Forest
“The result of observing only the universe is anxiety. Only observing the Observer of the universe will put a stop to a man’s worrying and fussing and scheming. When his interest is diverted inwards he naturally relaxes his hold – his stranglehold – on the outer world. Having withdrawn his capital and paid it into his own Central Bank (where it appreciates to infinity), he has nothing to lose out there and no reason for interfering. He knows how to let things be and work out in their own time. He’s in no hurry. Knowing the Self, he can hardly fail to trust its products. Whatever occurs is fundamentally agreeable to him. In Christian terms, he has no will but God’s: what he wants is what happens and what happens is what he wants. Paradoxically his obedience to the nature of things is his rule over them. His weakness is in the long run all-powerful. And the secret of his power over things is that he goes to the Source. “Seek ye first the Kingdom of God, and all these things shall be added unto you.” Seek ye first these things, and even they shall be taken away.

DATA EXTRACT
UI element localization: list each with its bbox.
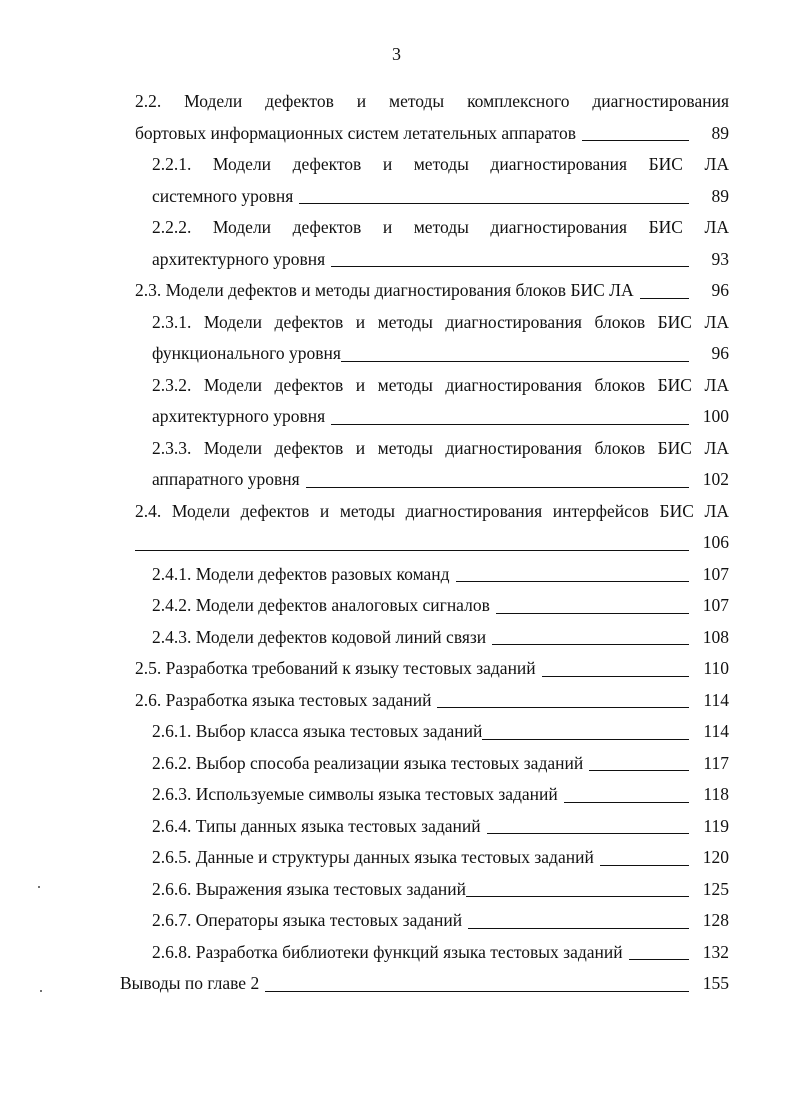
toc-entry-text: 2.6.5. Данные и структуры данных языка тестовых заданий <box>152 847 594 867</box>
toc-page-number: 132 <box>702 941 729 962</box>
toc-page-number: 110 <box>703 658 729 678</box>
toc-entry-text: системного уровня <box>152 185 294 206</box>
toc-page-number: 102 <box>702 469 729 489</box>
toc-entry-2-6-1[interactable] <box>0 716 793 748</box>
toc-entry-2-6-5[interactable] <box>0 842 793 874</box>
toc-entry-2-2-1[interactable] <box>0 149 793 212</box>
toc-entry-2-5[interactable] <box>0 653 793 685</box>
toc-page-number: 125 <box>702 878 729 899</box>
leader-line <box>496 612 689 614</box>
leader-line <box>492 643 689 645</box>
leader-line <box>341 360 689 362</box>
toc-entry-text: 2.6.7. Операторы языка тестовых заданий <box>152 910 463 930</box>
toc-entry-text: 2.4.1. Модели дефектов разовых команд <box>152 563 450 584</box>
toc-entry-2-6-2[interactable] <box>0 748 793 780</box>
leader-line <box>600 864 689 866</box>
toc-page-number: 107 <box>702 563 729 584</box>
toc-page-number: 117 <box>703 752 729 773</box>
toc-entry-text: 2.5. Разработка требований к языку тестовых заданий <box>135 658 536 678</box>
toc-entry-2-6-4[interactable] <box>0 811 793 843</box>
leader-line <box>331 265 689 267</box>
toc-entry-2-6-8[interactable] <box>0 937 793 969</box>
toc-page-number: 108 <box>702 626 729 647</box>
leader-line <box>564 801 689 803</box>
toc-entry-text: 2.6.1. Выбор класса языка тестовых заданий <box>152 721 483 741</box>
toc-page-number: 107 <box>702 595 729 615</box>
page-number: 3 <box>392 44 401 64</box>
leader-line <box>331 423 689 425</box>
toc-page-number: 114 <box>703 689 729 710</box>
toc-page-number: 89 <box>711 122 729 143</box>
toc-page-number: 120 <box>702 847 729 867</box>
toc-entry-2-3-2[interactable] <box>0 370 793 433</box>
toc-entry-text: 2.6.2. Выбор способа реализации языка тестовых заданий <box>152 752 584 773</box>
toc-page-number: 96 <box>711 280 729 300</box>
leader-line <box>589 769 689 771</box>
toc-entry-text: 2.3.2. Модели дефектов и методы диагностирования блоков БИС ЛА <box>152 374 729 395</box>
toc-entry-2-6-7[interactable] <box>0 905 793 937</box>
leader-line <box>466 895 689 897</box>
leader-line <box>437 706 689 708</box>
toc-entry-text: 2.3. Модели дефектов и методы диагностирования блоков БИС ЛА <box>135 280 634 300</box>
toc-page-number: 93 <box>711 248 729 269</box>
toc-entry-text: архитектурного уровня <box>152 248 326 269</box>
toc-page-number: 96 <box>711 343 729 363</box>
toc-page-number: 155 <box>702 973 729 993</box>
toc-entry-text: Выводы по главе 2 <box>120 973 260 993</box>
leader-line <box>135 549 689 551</box>
leader-line <box>468 927 689 929</box>
toc-entry-2-3-3[interactable] <box>0 433 793 496</box>
leader-line <box>629 958 689 960</box>
leader-line <box>265 990 689 992</box>
toc-entry-2-4[interactable] <box>0 496 793 559</box>
toc-page-number: 106 <box>702 532 729 552</box>
toc-entry-2-3-1[interactable] <box>0 307 793 370</box>
toc-entry-2-6-6[interactable] <box>0 874 793 906</box>
toc-entry-text: функционального уровня <box>152 343 341 363</box>
toc-entry-2-6-3[interactable] <box>0 779 793 811</box>
toc-entry-2-4-2[interactable] <box>0 590 793 622</box>
toc-entry-text: 2.4. Модели дефектов и методы диагностирования интерфейсов БИС ЛА <box>135 500 729 521</box>
table-of-contents <box>0 86 793 1000</box>
toc-entry-text: 2.4.2. Модели дефектов аналоговых сигналов <box>152 595 490 615</box>
scan-speck <box>40 990 42 992</box>
leader-line <box>482 738 689 740</box>
toc-page-number: 100 <box>702 406 729 426</box>
toc-entry-text: 2.2.2. Модели дефектов и методы диагностирования БИС ЛА <box>152 217 729 237</box>
toc-entry-text: 2.2. Модели дефектов и методы комплексного диагностирования <box>135 91 729 111</box>
toc-entry-text: 2.3.1. Модели дефектов и методы диагностирования блоков БИС ЛА <box>152 311 729 332</box>
leader-line <box>299 202 689 204</box>
toc-entry-2-4-3[interactable] <box>0 622 793 654</box>
scan-speck <box>38 886 40 888</box>
toc-entry-text: 2.6.4. Типы данных языка тестовых заданий <box>152 815 481 836</box>
leader-line <box>456 580 689 582</box>
leader-line <box>640 297 689 299</box>
toc-entry-2-2-2[interactable] <box>0 212 793 275</box>
toc-entry-text: 2.2.1. Модели дефектов и методы диагностирования БИС ЛА <box>152 154 729 174</box>
toc-page-number: 114 <box>703 721 729 741</box>
toc-entry-text: 2.6.8. Разработка библиотеки функций языка тестовых заданий <box>152 941 623 962</box>
toc-entry-text: архитектурного уровня <box>152 406 326 426</box>
toc-page-number: 119 <box>703 815 729 836</box>
leader-line <box>542 675 689 677</box>
toc-entry-text: бортовых информационных систем летательных аппаратов <box>135 122 576 143</box>
toc-page-number: 89 <box>711 185 729 206</box>
leader-line <box>582 139 689 141</box>
toc-entry-conclusions[interactable] <box>0 968 793 1000</box>
toc-entry-2-2[interactable] <box>0 86 793 149</box>
leader-line <box>306 486 689 488</box>
toc-entry-2-3[interactable] <box>0 275 793 307</box>
toc-entry-2-4-1[interactable] <box>0 559 793 591</box>
leader-line <box>487 832 689 834</box>
toc-entry-text: 2.3.3. Модели дефектов и методы диагностирования блоков БИС ЛА <box>152 437 729 458</box>
toc-entry-2-6[interactable] <box>0 685 793 717</box>
toc-entry-text: 2.6.6. Выражения языка тестовых заданий <box>152 878 466 899</box>
toc-entry-text: 2.4.3. Модели дефектов кодовой линий связи <box>152 626 487 647</box>
toc-entry-text: аппаратного уровня <box>152 469 300 489</box>
toc-page-number: 118 <box>703 784 729 804</box>
toc-entry-text: 2.6. Разработка языка тестовых заданий <box>135 689 432 710</box>
toc-entry-text: 2.6.3. Используемые символы языка тестовых заданий <box>152 784 558 804</box>
toc-page-number: 128 <box>702 910 729 930</box>
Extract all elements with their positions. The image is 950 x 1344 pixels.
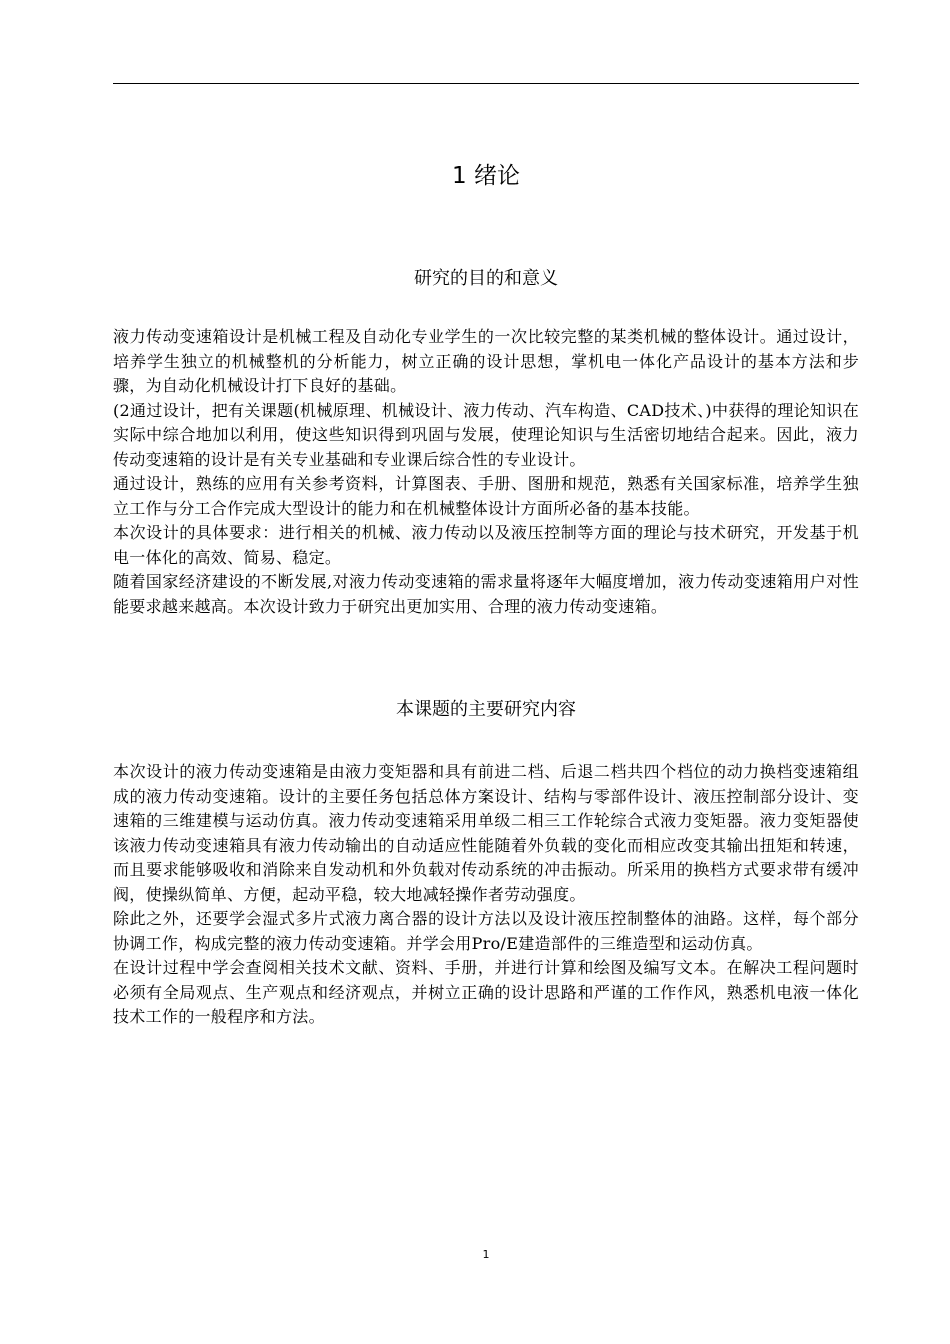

GIVEN INSTRUCTION 1
List the three activities that, according to the Forest passage, observing the Observer of the universe puts a stop to.
GIVEN INSTRUCTION 2
According to the Forest passage, what is the secret of a man's power over things?
GIVEN INSTRUCTION 3
Translate this sentence from the Forest passage into Spanish: "Knowing the Self, he can hardly fail to trust its products."
The entries come from a different source than the Forest passage.

FULL SOLUTION 1
worrying, fussing, scheming

FULL SOLUTION 2
The secret is that he goes to the Source.

FULL SOLUTION 3
Conociendo el Yo, difícilmente puede dejar de confiar en sus productos.